_Stated goal_.
Select every line holding the word "采购物资价格申报表" and copy it.

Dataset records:
- - - -

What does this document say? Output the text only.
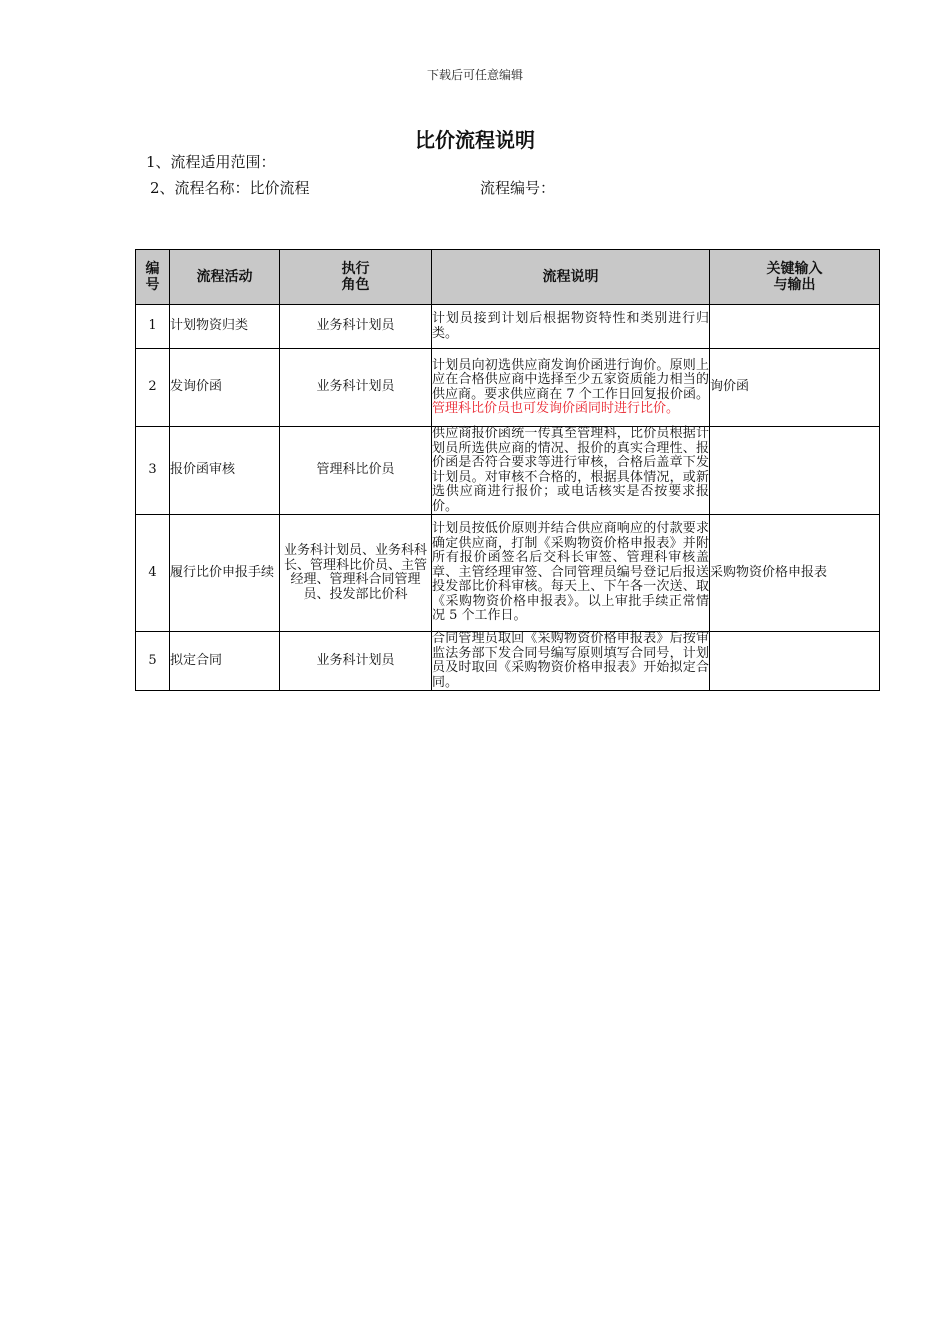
下载后可任意编辑
比价流程说明
1、流程适用范围：
2、流程名称：比价流程	流程编号：
编
号	流程活动	执行
角色	流程说明	关键输入
与输出
1	计划物资归类	业务科计划员	计划员接到计划后根据物资特性和类别进行归类。	
2	发询价函	业务科计划员	计划员向初选供应商发询价函进行询价。原则上应在合格供应商中选择至少五家资质能力相当的供应商。要求供应商在 7 个工作日回复报价函。管理科比价员也可发询价函同时进行比价。	询价函
3	报价函审核	管理科比价员	供应商报价函统一传真至管理科，比价员根据计划员所选供应商的情况、报价的真实合理性、报价函是否符合要求等进行审核，合格后盖章下发计划员。对审核不合格的，根据具体情况，或新选供应商进行报价；或电话核实是否按要求报价。	
4	履行比价申报手续	业务科计划员、业务科科长、管理科比价员、主管经理、管理科合同管理员、投发部比价科	计划员按低价原则并结合供应商响应的付款要求确定供应商，打制《采购物资价格申报表》并附所有报价函签名后交科长审签、管理科审核盖章、主管经理审签、合同管理员编号登记后报送投发部比价科审核。每天上、下午各一次送、取《采购物资价格申报表》。以上审批手续正常情况 5 个工作日。	采购物资价格申报表
5	拟定合同	业务科计划员	合同管理员取回《采购物资价格申报表》后按审监法务部下发合同号编写原则填写合同号，计划员及时取回《采购物资价格申报表》开始拟定合同。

- - - -

_Written response_.
4	履行比价申报手续	业务科计划员、业务科科长、管理科比价员、主管经理、管理科合同管理员、投发部比价科	计划员按低价原则并结合供应商响应的付款要求确定供应商，打制《采购物资价格申报表》并附所有报价函签名后交科长审签、管理科审核盖章、主管经理审签、合同管理员编号登记后报送投发部比价科审核。每天上、下午各一次送、取《采购物资价格申报表》。以上审批手续正常情况 5 个工作日。	采购物资价格申报表
5	拟定合同	业务科计划员	合同管理员取回《采购物资价格申报表》后按审监法务部下发合同号编写原则填写合同号，计划员及时取回《采购物资价格申报表》开始拟定合同。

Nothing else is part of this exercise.